**Set exercise a:**
List every calendar date that appears in the amendment to the conversion agreement.

==*==

AMENDMENT NO. 1 TO AGREEMENT WITH RESPECT TO CONVERSION
AMENDMENT NO. 1 TO AGREEMENT WITH RESPECT TO CONVERSION
This Amendment No. 1 (this “Amendment”), dated as of December 5, 2011, is entered into by and among Xxxxx.xxx Group, Inc., a Delaware corporation ( “Parent”), and Oak Investment Partners XII, Limited Partnership (“Oak”), as assignee of the rights, obligations and agreements of Beacon Capital Strategies, Inc., a Delaware corporation (“Seller”) in and under the Agreement with Respect to Conversion, dated as of February 2, 2011 (the “Agreement”), by and among Parent and Seller. Capitalized terms used herein but not otherwise defined herein shall have the meaning attributed to such term in the Agreement.
WHEREAS, Parent, Oak and certain other investors named therein (collectively with Oak, the “Investors”) are entering into a Unit Purchase Agreement, dated as of the date hereof (the “Unit Purchase Agreement”), pursuant to which the Investors are investing at least $16,600,000 in Parent.
WHEREAS, the execution and delivery of this Amendment is a condition precedent to the transactions contemplated by the Unit Purchase Agreement.
WHEREAS, pursuant to Section 4.1 of the Agreement, from and after the final dissolution and liquidation of Seller, the rights, obligations and agreements of Seller in and under the Agreement were automatically assigned to one or more stockholders of Seller.
WHEREAS, a certificate of dissolution of Seller was filed with the Secretary of State of the State of Delaware on April 20, 2011.
WHEREAS, pursuant to the Assignment and Assumption Agreement, dated as of the date hereof, Seller assigns to Oak, and Oak assumes, the rights, obligations and agreements of Seller in and under the Agreement, and Oak agrees to be bound by the terms and conditions of the Agreement, including without limitation those in Article II of the Agreement.
WHEREAS, pursuant to Section 4.3 of the Agreement, any provision of the Agreement may be amended with the prior written consent of Parent and Seller.
WHEREAS, Parent and Oak, as assignee of Seller, desire to amend the Agreement, which agreement is evidenced by their execution hereof.
In consideration of the mutual covenants set forth herein, and other good and valuable consideration, the receipt and sufficiency of which are hereby acknowledged, the parties hereto agree to amend the Agreement as follows:
1. Joinder by Oak. Oak hereby confirms its agreement to be bound by the terms and conditions of the Agreement, as amended by this Amendment, including without limitation those in Article II of the Agreement, as assignee of the rights, obligations and agreements of Seller in and under the Agreement. All references to “Seller” in the Agreement are hereby amended and restated to be references to “Oak.”

==*==

**Set exercise b:**
Arrange lines from the listing below as a JSON list of strings, one string per line. Begin at the line that has "series-magenta-circle-point — [701, 489, 721, 509]" and stop after the line that has "series-green-diamond-line — [248, 331, 944, 622]", including both.

==*==

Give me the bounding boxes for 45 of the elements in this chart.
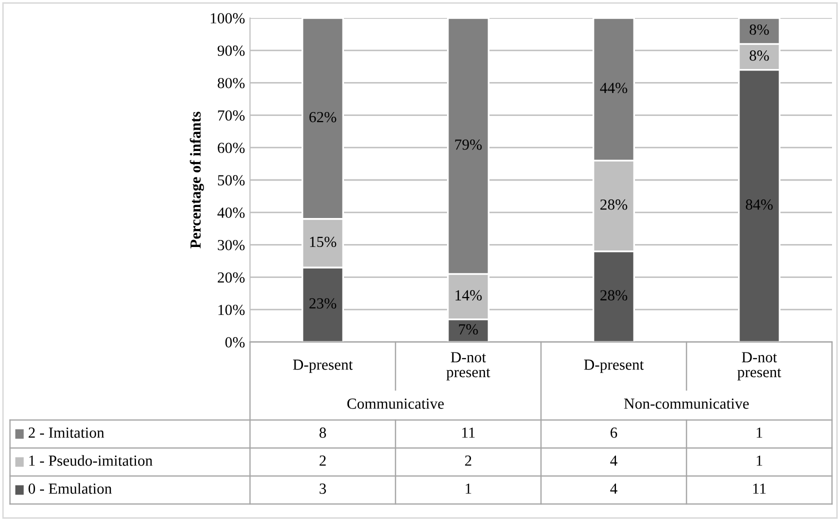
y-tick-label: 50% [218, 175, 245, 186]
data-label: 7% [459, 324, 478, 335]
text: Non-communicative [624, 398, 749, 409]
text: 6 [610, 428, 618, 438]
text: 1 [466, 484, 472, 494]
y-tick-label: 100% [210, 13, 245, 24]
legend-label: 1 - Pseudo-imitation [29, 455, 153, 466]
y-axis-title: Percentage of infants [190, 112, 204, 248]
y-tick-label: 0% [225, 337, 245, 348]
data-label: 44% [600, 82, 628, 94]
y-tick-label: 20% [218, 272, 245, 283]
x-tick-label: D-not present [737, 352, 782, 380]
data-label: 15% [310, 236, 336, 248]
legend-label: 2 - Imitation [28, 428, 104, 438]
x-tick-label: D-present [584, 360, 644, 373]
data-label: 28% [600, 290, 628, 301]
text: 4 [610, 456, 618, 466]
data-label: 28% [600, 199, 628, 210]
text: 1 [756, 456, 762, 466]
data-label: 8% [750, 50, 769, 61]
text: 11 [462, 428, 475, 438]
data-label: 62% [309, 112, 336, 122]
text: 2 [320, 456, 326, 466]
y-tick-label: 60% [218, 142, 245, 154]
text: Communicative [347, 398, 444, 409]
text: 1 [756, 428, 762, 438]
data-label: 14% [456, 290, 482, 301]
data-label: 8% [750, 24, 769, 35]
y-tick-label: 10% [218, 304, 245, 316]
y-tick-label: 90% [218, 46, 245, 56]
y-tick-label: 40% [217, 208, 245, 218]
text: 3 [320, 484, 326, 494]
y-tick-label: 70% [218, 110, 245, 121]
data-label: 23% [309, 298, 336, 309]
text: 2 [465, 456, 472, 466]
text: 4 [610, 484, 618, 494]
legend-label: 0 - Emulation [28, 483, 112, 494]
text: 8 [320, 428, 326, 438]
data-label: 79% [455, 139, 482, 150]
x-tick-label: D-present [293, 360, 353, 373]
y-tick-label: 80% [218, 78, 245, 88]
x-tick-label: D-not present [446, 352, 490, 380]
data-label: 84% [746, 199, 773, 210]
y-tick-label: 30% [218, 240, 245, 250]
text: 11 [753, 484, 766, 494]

==*==

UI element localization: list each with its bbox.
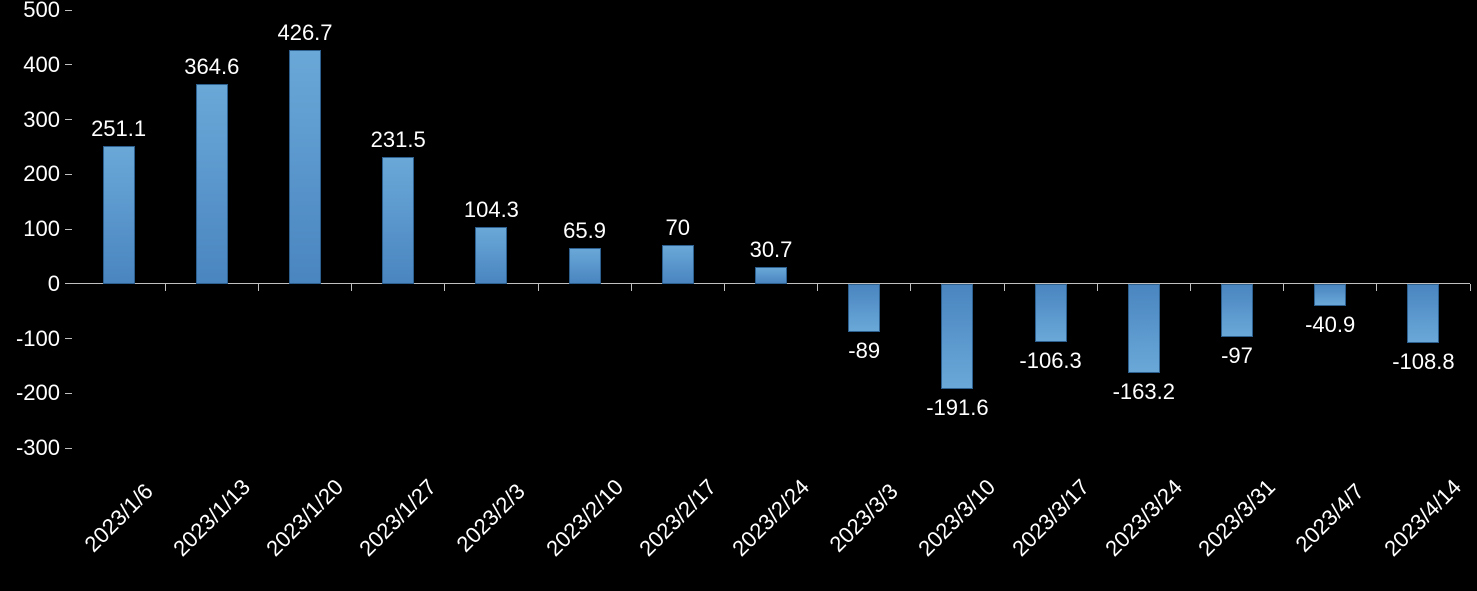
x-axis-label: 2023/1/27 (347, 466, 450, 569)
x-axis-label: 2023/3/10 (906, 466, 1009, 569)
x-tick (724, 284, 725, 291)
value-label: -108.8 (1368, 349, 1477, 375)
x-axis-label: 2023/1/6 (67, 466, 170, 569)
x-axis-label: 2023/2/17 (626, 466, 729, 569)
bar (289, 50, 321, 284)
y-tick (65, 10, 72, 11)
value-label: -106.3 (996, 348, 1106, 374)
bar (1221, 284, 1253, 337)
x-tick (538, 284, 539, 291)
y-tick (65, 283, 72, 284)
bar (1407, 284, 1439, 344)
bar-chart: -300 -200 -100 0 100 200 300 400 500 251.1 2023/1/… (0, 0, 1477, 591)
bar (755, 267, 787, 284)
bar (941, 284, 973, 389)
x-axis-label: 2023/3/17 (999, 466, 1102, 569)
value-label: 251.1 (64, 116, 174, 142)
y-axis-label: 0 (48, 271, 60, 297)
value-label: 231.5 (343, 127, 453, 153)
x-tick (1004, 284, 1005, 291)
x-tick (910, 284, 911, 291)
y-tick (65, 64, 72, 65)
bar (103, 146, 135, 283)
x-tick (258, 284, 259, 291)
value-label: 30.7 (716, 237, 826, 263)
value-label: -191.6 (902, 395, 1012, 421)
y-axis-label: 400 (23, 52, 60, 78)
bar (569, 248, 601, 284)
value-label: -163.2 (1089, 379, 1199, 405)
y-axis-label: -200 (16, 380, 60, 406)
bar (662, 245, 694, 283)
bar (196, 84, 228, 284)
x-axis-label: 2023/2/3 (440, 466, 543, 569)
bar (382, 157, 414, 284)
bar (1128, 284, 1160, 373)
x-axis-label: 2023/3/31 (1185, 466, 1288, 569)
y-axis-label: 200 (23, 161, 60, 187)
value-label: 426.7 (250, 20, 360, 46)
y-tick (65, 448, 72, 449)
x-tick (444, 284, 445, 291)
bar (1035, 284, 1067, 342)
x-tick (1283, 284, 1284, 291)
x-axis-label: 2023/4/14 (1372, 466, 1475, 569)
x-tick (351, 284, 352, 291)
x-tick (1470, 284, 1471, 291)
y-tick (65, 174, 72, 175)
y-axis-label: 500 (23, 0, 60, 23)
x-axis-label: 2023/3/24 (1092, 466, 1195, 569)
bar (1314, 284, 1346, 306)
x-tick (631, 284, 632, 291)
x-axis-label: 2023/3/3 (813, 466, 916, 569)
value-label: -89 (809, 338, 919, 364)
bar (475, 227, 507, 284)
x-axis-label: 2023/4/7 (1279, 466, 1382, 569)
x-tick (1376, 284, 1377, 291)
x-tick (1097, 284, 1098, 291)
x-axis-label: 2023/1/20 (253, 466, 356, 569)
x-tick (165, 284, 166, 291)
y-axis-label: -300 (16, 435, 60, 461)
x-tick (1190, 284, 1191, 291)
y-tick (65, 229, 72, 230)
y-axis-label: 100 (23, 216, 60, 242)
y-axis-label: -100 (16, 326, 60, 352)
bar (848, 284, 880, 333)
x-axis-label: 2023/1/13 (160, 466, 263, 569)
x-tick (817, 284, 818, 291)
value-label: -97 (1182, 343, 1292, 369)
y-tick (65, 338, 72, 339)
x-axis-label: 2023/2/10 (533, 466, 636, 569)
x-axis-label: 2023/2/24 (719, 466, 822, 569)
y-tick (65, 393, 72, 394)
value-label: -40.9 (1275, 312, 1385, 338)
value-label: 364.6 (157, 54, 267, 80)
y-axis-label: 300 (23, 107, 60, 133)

==*==

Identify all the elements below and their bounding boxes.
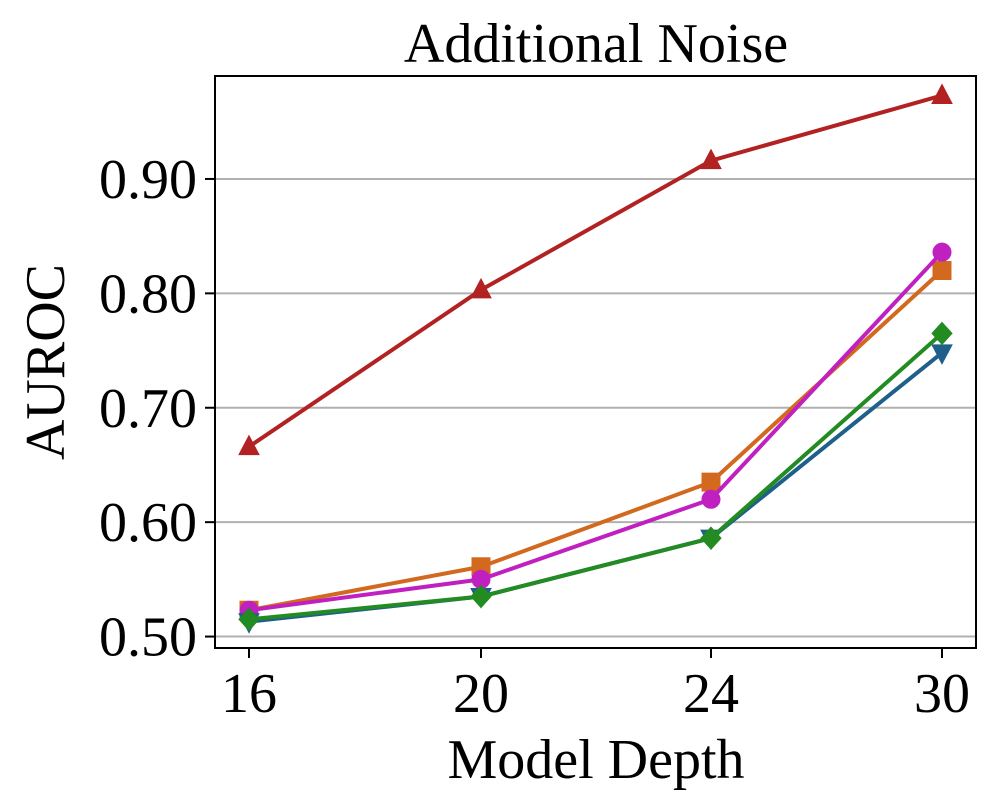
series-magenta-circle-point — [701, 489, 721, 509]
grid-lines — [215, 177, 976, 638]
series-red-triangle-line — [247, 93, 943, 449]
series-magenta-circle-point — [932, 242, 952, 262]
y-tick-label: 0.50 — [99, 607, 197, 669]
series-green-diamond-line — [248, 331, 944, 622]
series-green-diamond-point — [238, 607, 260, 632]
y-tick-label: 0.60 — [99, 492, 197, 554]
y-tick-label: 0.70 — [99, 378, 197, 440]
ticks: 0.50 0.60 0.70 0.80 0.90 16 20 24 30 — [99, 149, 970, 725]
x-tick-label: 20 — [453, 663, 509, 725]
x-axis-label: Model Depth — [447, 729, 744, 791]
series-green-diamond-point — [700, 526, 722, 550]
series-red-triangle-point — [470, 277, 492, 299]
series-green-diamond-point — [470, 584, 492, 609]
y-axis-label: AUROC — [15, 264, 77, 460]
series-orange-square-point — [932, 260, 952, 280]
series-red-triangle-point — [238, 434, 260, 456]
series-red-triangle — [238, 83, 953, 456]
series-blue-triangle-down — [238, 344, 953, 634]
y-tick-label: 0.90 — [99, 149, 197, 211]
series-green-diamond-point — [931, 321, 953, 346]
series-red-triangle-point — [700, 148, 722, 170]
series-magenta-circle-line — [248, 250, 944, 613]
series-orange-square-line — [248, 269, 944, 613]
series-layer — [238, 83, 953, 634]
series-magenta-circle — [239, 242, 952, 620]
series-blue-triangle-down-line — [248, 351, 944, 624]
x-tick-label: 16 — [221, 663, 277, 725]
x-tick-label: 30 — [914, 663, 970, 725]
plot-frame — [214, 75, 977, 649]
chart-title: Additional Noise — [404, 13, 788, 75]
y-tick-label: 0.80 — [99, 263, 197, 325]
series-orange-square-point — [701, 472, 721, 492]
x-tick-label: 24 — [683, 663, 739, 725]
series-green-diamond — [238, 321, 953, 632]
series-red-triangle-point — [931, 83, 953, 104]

==*==

**Complete response a:**
December 5, 2011
February 2, 2011
April 20, 2011

**Complete response b:**
[
  "series-magenta-circle-point — [701, 489, 721, 509]",
  "grid-lines — [215, 177, 976, 638]",
  "series-red-triangle-line — [247, 93, 943, 449]",
  "series-magenta-circle-point — [932, 242, 952, 262]",
  "y-tick-label: 0.50 — [99, 607, 197, 669]",
  "series-green-diamond-line — [248, 331, 944, 622]"
]